### [WHAT THE TASK REQUIRES]
A faithful transcription of all the data is required.

● ● ● ● ● ● ●

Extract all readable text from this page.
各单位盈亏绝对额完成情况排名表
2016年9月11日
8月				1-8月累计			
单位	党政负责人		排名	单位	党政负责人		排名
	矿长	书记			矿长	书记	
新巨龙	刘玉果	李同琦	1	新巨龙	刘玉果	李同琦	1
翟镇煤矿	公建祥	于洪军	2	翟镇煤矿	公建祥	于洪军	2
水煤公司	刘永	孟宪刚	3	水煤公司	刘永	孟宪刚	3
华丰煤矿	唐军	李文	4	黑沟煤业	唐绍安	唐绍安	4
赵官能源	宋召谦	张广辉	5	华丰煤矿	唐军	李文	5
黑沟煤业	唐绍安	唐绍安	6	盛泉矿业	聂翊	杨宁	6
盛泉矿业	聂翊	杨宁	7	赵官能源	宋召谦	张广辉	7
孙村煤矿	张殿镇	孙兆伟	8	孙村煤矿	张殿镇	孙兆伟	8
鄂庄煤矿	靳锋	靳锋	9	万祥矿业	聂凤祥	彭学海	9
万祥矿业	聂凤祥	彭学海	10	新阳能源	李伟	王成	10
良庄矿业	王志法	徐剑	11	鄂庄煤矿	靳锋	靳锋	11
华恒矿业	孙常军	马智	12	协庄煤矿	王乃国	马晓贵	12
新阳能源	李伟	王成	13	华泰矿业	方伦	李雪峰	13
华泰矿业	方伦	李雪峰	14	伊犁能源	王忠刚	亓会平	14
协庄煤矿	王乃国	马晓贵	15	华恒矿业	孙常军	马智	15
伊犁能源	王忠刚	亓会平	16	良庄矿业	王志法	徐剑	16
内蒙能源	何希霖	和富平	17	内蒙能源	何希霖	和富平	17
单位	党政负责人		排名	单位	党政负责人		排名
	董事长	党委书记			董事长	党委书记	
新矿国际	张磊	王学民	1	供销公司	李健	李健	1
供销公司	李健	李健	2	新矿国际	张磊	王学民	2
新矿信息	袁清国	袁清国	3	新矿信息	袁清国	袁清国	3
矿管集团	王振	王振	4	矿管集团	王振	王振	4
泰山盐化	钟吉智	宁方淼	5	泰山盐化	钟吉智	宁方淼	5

● ● ● ● ● ● ●

### [FULL SOLUTION]
Extract all readable text from this page.
各单位盈亏绝对额完成情况排名表
2016年9月11日
8月				1-8月累计			
单位	党政负责人		排名	单位	党政负责人		排名
	矿长	书记			矿长	书记	
新巨龙	刘玉果	李同琦	1	新巨龙	刘玉果	李同琦	1
翟镇煤矿	公建祥	于洪军	2	翟镇煤矿	公建祥	于洪军	2
水煤公司	刘永	孟宪刚	3	水煤公司	刘永	孟宪刚	3
华丰煤矿	唐军	李文	4	黑沟煤业	唐绍安	唐绍安	4
赵官能源	宋召谦	张广辉	5	华丰煤矿	唐军	李文	5
黑沟煤业	唐绍安	唐绍安	6	盛泉矿业	聂翊	杨宁	6
盛泉矿业	聂翊	杨宁	7	赵官能源	宋召谦	张广辉	7
孙村煤矿	张殿镇	孙兆伟	8	孙村煤矿	张殿镇	孙兆伟	8
鄂庄煤矿	靳锋	靳锋	9	万祥矿业	聂凤祥	彭学海	9
万祥矿业	聂凤祥	彭学海	10	新阳能源	李伟	王成	10
良庄矿业	王志法	徐剑	11	鄂庄煤矿	靳锋	靳锋	11
华恒矿业	孙常军	马智	12	协庄煤矿	王乃国	马晓贵	12
新阳能源	李伟	王成	13	华泰矿业	方伦	李雪峰	13
华泰矿业	方伦	李雪峰	14	伊犁能源	王忠刚	亓会平	14
协庄煤矿	王乃国	马晓贵	15	华恒矿业	孙常军	马智	15
伊犁能源	王忠刚	亓会平	16	良庄矿业	王志法	徐剑	16
内蒙能源	何希霖	和富平	17	内蒙能源	何希霖	和富平	17
单位	党政负责人		排名	单位	党政负责人		排名
	董事长	党委书记			董事长	党委书记	
新矿国际	张磊	王学民	1	供销公司	李健	李健	1
供销公司	李健	李健	2	新矿国际	张磊	王学民	2
新矿信息	袁清国	袁清国	3	新矿信息	袁清国	袁清国	3
矿管集团	王振	王振	4	矿管集团	王振	王振	4
泰山盐化	钟吉智	宁方淼	5	泰山盐化	钟吉智	宁方淼	5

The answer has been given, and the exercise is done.